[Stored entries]
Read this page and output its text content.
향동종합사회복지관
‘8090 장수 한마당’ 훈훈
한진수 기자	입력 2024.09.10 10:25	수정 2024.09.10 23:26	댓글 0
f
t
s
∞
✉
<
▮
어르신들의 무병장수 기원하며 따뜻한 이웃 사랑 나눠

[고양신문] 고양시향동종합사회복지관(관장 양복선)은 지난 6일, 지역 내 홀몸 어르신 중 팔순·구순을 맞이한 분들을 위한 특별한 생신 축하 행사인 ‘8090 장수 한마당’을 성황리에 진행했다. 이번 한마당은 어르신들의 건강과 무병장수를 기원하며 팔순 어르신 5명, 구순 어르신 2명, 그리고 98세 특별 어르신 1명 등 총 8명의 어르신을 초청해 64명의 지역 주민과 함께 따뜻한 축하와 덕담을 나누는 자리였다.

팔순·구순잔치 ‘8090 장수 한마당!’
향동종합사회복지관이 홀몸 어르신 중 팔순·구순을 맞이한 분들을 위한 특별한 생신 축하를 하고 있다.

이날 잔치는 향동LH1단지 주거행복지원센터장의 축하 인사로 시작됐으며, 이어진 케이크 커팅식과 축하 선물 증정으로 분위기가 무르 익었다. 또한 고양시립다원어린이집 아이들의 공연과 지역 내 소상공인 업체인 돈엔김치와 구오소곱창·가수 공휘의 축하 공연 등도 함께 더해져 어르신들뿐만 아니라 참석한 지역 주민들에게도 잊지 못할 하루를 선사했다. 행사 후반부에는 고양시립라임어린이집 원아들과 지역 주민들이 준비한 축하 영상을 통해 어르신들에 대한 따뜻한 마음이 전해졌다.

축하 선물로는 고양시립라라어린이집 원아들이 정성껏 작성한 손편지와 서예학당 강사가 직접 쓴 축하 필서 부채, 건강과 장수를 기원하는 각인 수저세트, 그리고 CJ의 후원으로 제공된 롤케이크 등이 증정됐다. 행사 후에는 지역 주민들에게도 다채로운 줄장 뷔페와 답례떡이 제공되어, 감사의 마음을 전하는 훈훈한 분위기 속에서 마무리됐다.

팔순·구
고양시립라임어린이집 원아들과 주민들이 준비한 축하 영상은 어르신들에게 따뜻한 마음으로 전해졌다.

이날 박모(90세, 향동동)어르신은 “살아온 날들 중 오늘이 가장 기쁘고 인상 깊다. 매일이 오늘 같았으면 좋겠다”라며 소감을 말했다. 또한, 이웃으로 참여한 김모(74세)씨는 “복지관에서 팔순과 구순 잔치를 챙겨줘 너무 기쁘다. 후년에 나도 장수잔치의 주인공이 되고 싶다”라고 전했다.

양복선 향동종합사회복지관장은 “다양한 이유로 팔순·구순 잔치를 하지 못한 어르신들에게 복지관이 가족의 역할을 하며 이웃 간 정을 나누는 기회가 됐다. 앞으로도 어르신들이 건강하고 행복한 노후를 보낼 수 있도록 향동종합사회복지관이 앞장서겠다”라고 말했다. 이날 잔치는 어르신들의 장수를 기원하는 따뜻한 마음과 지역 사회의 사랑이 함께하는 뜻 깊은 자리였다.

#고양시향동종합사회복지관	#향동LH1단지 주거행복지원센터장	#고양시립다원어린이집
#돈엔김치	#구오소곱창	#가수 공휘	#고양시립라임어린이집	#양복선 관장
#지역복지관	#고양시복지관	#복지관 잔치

What the task requires — Gather every line containing the word "주민들에게도" and copy it.

Answer to this exercise —
이날 잔치는 향동LH1단지 주거행복지원센터장의 축하 인사로 시작됐으며, 이어진 케이크 커팅식과 축하 선물 증정으로 분위기가 무르 익었다. 또한 고양시립다원어린이집 아이들의 공연과 지역 내 소상공인 업체인 돈엔김치와 구오소곱창·가수 공휘의 축하 공연 등도 함께 더해져 어르신들뿐만 아니라 참석한 지역 주민들에게도 잊지 못할 하루를 선사했다. 행사 후반부에는 고양시립라임어린이집 원아들과 지역 주민들이 준비한 축하 영상을 통해 어르신들에 대한 따뜻한 마음이 전해졌다.
축하 선물로는 고양시립라라어린이집 원아들이 정성껏 작성한 손편지와 서예학당 강사가 직접 쓴 축하 필서 부채, 건강과 장수를 기원하는 각인 수저세트, 그리고 CJ의 후원으로 제공된 롤케이크 등이 증정됐다. 행사 후에는 지역 주민들에게도 다채로운 줄장 뷔페와 답례떡이 제공되어, 감사의 마음을 전하는 훈훈한 분위기 속에서 마무리됐다.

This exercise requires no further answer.